Could you write out every entry exactly as it stands?
Start
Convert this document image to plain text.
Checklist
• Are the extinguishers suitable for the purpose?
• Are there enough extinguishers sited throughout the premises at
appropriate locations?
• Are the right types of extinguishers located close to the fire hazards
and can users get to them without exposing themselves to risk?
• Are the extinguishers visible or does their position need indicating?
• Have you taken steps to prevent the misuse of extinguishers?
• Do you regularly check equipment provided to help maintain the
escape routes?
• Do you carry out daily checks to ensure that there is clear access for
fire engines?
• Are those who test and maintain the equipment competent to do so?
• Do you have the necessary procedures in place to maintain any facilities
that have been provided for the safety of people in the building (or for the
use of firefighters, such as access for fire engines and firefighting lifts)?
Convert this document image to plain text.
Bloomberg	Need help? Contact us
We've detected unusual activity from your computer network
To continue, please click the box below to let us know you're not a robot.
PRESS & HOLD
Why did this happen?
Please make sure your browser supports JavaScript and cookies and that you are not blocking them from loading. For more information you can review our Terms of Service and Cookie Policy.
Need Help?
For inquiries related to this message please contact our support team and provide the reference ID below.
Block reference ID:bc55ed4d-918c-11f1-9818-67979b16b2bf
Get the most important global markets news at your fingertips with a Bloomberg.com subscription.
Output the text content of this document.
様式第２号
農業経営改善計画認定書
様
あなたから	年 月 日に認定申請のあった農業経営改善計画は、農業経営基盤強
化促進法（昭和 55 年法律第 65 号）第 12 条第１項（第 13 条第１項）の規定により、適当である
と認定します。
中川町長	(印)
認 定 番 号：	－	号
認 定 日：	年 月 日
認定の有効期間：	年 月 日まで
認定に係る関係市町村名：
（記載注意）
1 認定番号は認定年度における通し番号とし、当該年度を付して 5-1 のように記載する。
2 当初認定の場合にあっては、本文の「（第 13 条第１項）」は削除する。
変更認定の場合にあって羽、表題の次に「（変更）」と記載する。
End
FINAL ANSWER -
Convert this document image to plain text.
Checklist
• Are the extinguishers suitable for the purpose?
• Are there enough extinguishers sited throughout the premises at
appropriate locations?
• Are the right types of extinguishers located close to the fire hazards
and can users get to them without exposing themselves to risk?
• Are the extinguishers visible or does their position need indicating?
• Have you taken steps to prevent the misuse of extinguishers?
• Do you regularly check equipment provided to help maintain the
escape routes?
• Do you carry out daily checks to ensure that there is clear access for
fire engines?
• Are those who test and maintain the equipment competent to do so?
• Do you have the necessary procedures in place to maintain any facilities
that have been provided for the safety of people in the building (or for the
use of firefighters, such as access for fire engines and firefighting lifts)?
Convert this document image to plain text.
Bloomberg	Need help? Contact us
We've detected unusual activity from your computer network
To continue, please click the box below to let us know you're not a robot.
PRESS & HOLD
Why did this happen?
Please make sure your browser supports JavaScript and cookies and that you are not blocking them from loading. For more information you can review our Terms of Service and Cookie Policy.
Need Help?
For inquiries related to this message please contact our support team and provide the reference ID below.
Block reference ID:bc55ed4d-918c-11f1-9818-67979b16b2bf
Get the most important global markets news at your fingertips with a Bloomberg.com subscription.
Output the text content of this document.
様式第２号
農業経営改善計画認定書
様
あなたから	年 月 日に認定申請のあった農業経営改善計画は、農業経営基盤強
化促進法（昭和 55 年法律第 65 号）第 12 条第１項（第 13 条第１項）の規定により、適当である
と認定します。
中川町長	(印)
認 定 番 号：	－	号
認 定 日：	年 月 日
認定の有効期間：	年 月 日まで
認定に係る関係市町村名：
（記載注意）
1 認定番号は認定年度における通し番号とし、当該年度を付して 5-1 のように記載する。
2 当初認定の場合にあっては、本文の「（第 13 条第１項）」は削除する。
変更認定の場合にあって羽、表題の次に「（変更）」と記載する。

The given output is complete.